Short task –
Your task is to transcribe the records exactly, skipping every image.

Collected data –
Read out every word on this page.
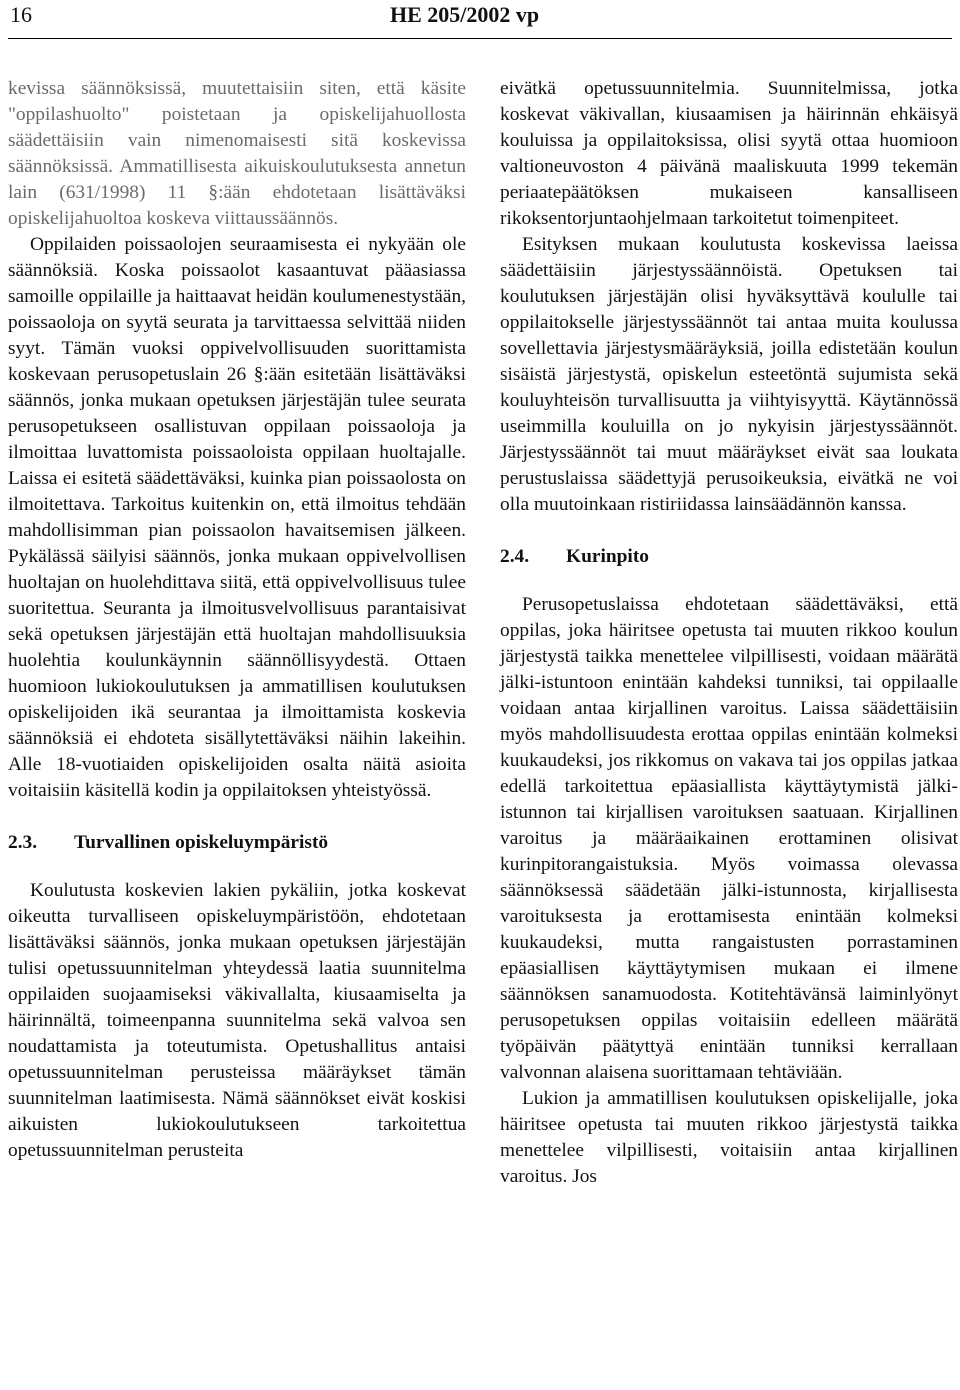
16	HE 205/2002 vp

kevissa säännöksissä, muutettaisiin siten, että käsite "oppilashuolto" poistetaan ja opiskelijahuollosta säädettäisiin vain nimenomaisesti sitä koskevissa säännöksissä. Ammatillisesta aikuiskoulutuksesta annetun lain (631/1998) 11 §:ään ehdotetaan lisättäväksi opiskelijahuoltoa koskeva viittaussäännös.

Oppilaiden poissaolojen seuraamisesta ei nykyään ole säännöksiä. Koska poissaolot kasaantuvat pääasiassa samoille oppilaille ja haittaavat heidän koulumenestystään, poissaoloja on syytä seurata ja tarvittaessa selvittää niiden syyt. Tämän vuoksi oppivelvollisuuden suorittamista koskevaan perusopetuslain 26 §:ään esitetään lisättäväksi säännös, jonka mukaan opetuksen järjestäjän tulee seurata perusopetukseen osallistuvan oppilaan poissaoloja ja ilmoittaa luvattomista poissaoloista oppilaan huoltajalle. Laissa ei esitetä säädettäväksi, kuinka pian poissaolosta on ilmoitettava. Tarkoitus kuitenkin on, että ilmoitus tehdään mahdollisimman pian poissaolon havaitsemisen jälkeen. Pykälässä säilyisi säännös, jonka mukaan oppivelvollisen huoltajan on huolehdittava siitä, että oppivelvollisuus tulee suoritettua. Seuranta ja ilmoitusvelvollisuus parantaisivat sekä opetuksen järjestäjän että huoltajan mahdollisuuksia huolehtia koulunkäynnin säännöllisyydestä. Ottaen huomioon lukiokoulutuksen ja ammatillisen koulutuksen opiskelijoiden ikä seurantaa ja ilmoittamista koskevia säännöksiä ei ehdoteta sisällytettäväksi näihin lakeihin. Alle 18-vuotiaiden opiskelijoiden osalta näitä asioita voitaisiin käsitellä kodin ja oppilaitoksen yhteistyössä.

2.3. Turvallinen opiskeluympäristö

Koulutusta koskevien lakien pykäliin, jotka koskevat oikeutta turvalliseen opiskeluympäristöön, ehdotetaan lisättäväksi säännös, jonka mukaan opetuksen järjestäjän tulisi opetussuunnitelman yhteydessä laatia suunnitelma oppilaiden suojaamiseksi väkivallalta, kiusaamiselta ja häirinnältä, toimeenpanna suunnitelma sekä valvoa sen noudattamista ja toteutumista. Opetushallitus antaisi opetussuunnitelman perusteissa määräykset tämän suunnitelman laatimisesta. Nämä säännökset eivät koskisi aikuisten lukiokoulutukseen tarkoitettua opetussuunnitelman perusteita

eivätkä opetussuunnitelmia. Suunnitelmissa, jotka koskevat väkivallan, kiusaamisen ja häirinnän ehkäisyä kouluissa ja oppilaitoksissa, olisi syytä ottaa huomioon valtioneuvoston 4 päivänä maaliskuuta 1999 tekemän periaatepäätöksen mukaiseen kansalliseen rikoksentorjuntaohjelmaan tarkoitetut toimenpiteet.

Esityksen mukaan koulutusta koskevissa laeissa säädettäisiin järjestyssäännöistä. Opetuksen tai koulutuksen järjestäjän olisi hyväksyttävä koululle tai oppilaitokselle järjestyssäännöt tai antaa muita koulussa sovellettavia järjestysmääräyksiä, joilla edistetään koulun sisäistä järjestystä, opiskelun esteetöntä sujumista sekä kouluyhteisön turvallisuutta ja viihtyisyyttä. Käytännössä useimmilla kouluilla on jo nykyisin järjestyssäännöt. Järjestyssäännöt tai muut määräykset eivät saa loukata perustuslaissa säädettyjä perusoikeuksia, eivätkä ne voi olla muutoinkaan ristiriidassa lainsäädännön kanssa.

2.4. Kurinpito

Perusopetuslaissa ehdotetaan säädettäväksi, että oppilas, joka häiritsee opetusta tai muuten rikkoo koulun järjestystä taikka menettelee vilpillisesti, voidaan määrätä jälki-istuntoon enintään kahdeksi tunniksi, tai oppilaalle voidaan antaa kirjallinen varoitus. Laissa säädettäisiin myös mahdollisuudesta erottaa oppilas enintään kolmeksi kuukaudeksi, jos rikkomus on vakava tai jos oppilas jatkaa edellä tarkoitettua epäasiallista käyttäytymistä jälki-istunnon tai kirjallisen varoituksen saatuaan. Kirjallinen varoitus ja määräaikainen erottaminen olisivat kurinpitorangaistuksia. Myös voimassa olevassa säännöksessä säädetään jälki-istunnosta, kirjallisesta varoituksesta ja erottamisesta enintään kolmeksi kuukaudeksi, mutta rangaistusten porrastaminen epäasiallisen käyttäytymisen mukaan ei ilmene säännöksen sanamuodosta. Kotitehtävänsä laiminlyönyt perusopetuksen oppilas voitaisiin edelleen määrätä työpäivän päätyttyä enintään tunniksi kerrallaan valvonnan alaisena suorittamaan tehtäviään.

Lukion ja ammatillisen koulutuksen opiskelijalle, joka häiritsee opetusta tai muuten rikkoo järjestystä taikka menettelee vilpillisesti, voitaisiin antaa kirjallinen varoitus. Jos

Result of this task –
Read out every word on this page.
16	HE 205/2002 vp

kevissa säännöksissä, muutettaisiin siten, että käsite "oppilashuolto" poistetaan ja opiskelijahuollosta säädettäisiin vain nimenomaisesti sitä koskevissa säännöksissä. Ammatillisesta aikuiskoulutuksesta annetun lain (631/1998) 11 §:ään ehdotetaan lisättäväksi opiskelijahuoltoa koskeva viittaussäännös.

Oppilaiden poissaolojen seuraamisesta ei nykyään ole säännöksiä. Koska poissaolot kasaantuvat pääasiassa samoille oppilaille ja haittaavat heidän koulumenestystään, poissaoloja on syytä seurata ja tarvittaessa selvittää niiden syyt. Tämän vuoksi oppivelvollisuuden suorittamista koskevaan perusopetuslain 26 §:ään esitetään lisättäväksi säännös, jonka mukaan opetuksen järjestäjän tulee seurata perusopetukseen osallistuvan oppilaan poissaoloja ja ilmoittaa luvattomista poissaoloista oppilaan huoltajalle. Laissa ei esitetä säädettäväksi, kuinka pian poissaolosta on ilmoitettava. Tarkoitus kuitenkin on, että ilmoitus tehdään mahdollisimman pian poissaolon havaitsemisen jälkeen. Pykälässä säilyisi säännös, jonka mukaan oppivelvollisen huoltajan on huolehdittava siitä, että oppivelvollisuus tulee suoritettua. Seuranta ja ilmoitusvelvollisuus parantaisivat sekä opetuksen järjestäjän että huoltajan mahdollisuuksia huolehtia koulunkäynnin säännöllisyydestä. Ottaen huomioon lukiokoulutuksen ja ammatillisen koulutuksen opiskelijoiden ikä seurantaa ja ilmoittamista koskevia säännöksiä ei ehdoteta sisällytettäväksi näihin lakeihin. Alle 18-vuotiaiden opiskelijoiden osalta näitä asioita voitaisiin käsitellä kodin ja oppilaitoksen yhteistyössä.

2.3. Turvallinen opiskeluympäristö

Koulutusta koskevien lakien pykäliin, jotka koskevat oikeutta turvalliseen opiskeluympäristöön, ehdotetaan lisättäväksi säännös, jonka mukaan opetuksen järjestäjän tulisi opetussuunnitelman yhteydessä laatia suunnitelma oppilaiden suojaamiseksi väkivallalta, kiusaamiselta ja häirinnältä, toimeenpanna suunnitelma sekä valvoa sen noudattamista ja toteutumista. Opetushallitus antaisi opetussuunnitelman perusteissa määräykset tämän suunnitelman laatimisesta. Nämä säännökset eivät koskisi aikuisten lukiokoulutukseen tarkoitettua opetussuunnitelman perusteita

eivätkä opetussuunnitelmia. Suunnitelmissa, jotka koskevat väkivallan, kiusaamisen ja häirinnän ehkäisyä kouluissa ja oppilaitoksissa, olisi syytä ottaa huomioon valtioneuvoston 4 päivänä maaliskuuta 1999 tekemän periaatepäätöksen mukaiseen kansalliseen rikoksentorjuntaohjelmaan tarkoitetut toimenpiteet.

Esityksen mukaan koulutusta koskevissa laeissa säädettäisiin järjestyssäännöistä. Opetuksen tai koulutuksen järjestäjän olisi hyväksyttävä koululle tai oppilaitokselle järjestyssäännöt tai antaa muita koulussa sovellettavia järjestysmääräyksiä, joilla edistetään koulun sisäistä järjestystä, opiskelun esteetöntä sujumista sekä kouluyhteisön turvallisuutta ja viihtyisyyttä. Käytännössä useimmilla kouluilla on jo nykyisin järjestyssäännöt. Järjestyssäännöt tai muut määräykset eivät saa loukata perustuslaissa säädettyjä perusoikeuksia, eivätkä ne voi olla muutoinkaan ristiriidassa lainsäädännön kanssa.

2.4. Kurinpito

Perusopetuslaissa ehdotetaan säädettäväksi, että oppilas, joka häiritsee opetusta tai muuten rikkoo koulun järjestystä taikka menettelee vilpillisesti, voidaan määrätä jälki-istuntoon enintään kahdeksi tunniksi, tai oppilaalle voidaan antaa kirjallinen varoitus. Laissa säädettäisiin myös mahdollisuudesta erottaa oppilas enintään kolmeksi kuukaudeksi, jos rikkomus on vakava tai jos oppilas jatkaa edellä tarkoitettua epäasiallista käyttäytymistä jälki-istunnon tai kirjallisen varoituksen saatuaan. Kirjallinen varoitus ja määräaikainen erottaminen olisivat kurinpitorangaistuksia. Myös voimassa olevassa säännöksessä säädetään jälki-istunnosta, kirjallisesta varoituksesta ja erottamisesta enintään kolmeksi kuukaudeksi, mutta rangaistusten porrastaminen epäasiallisen käyttäytymisen mukaan ei ilmene säännöksen sanamuodosta. Kotitehtävänsä laiminlyönyt perusopetuksen oppilas voitaisiin edelleen määrätä työpäivän päätyttyä enintään tunniksi kerrallaan valvonnan alaisena suorittamaan tehtäviään.

Lukion ja ammatillisen koulutuksen opiskelijalle, joka häiritsee opetusta tai muuten rikkoo järjestystä taikka menettelee vilpillisesti, voitaisiin antaa kirjallinen varoitus. Jos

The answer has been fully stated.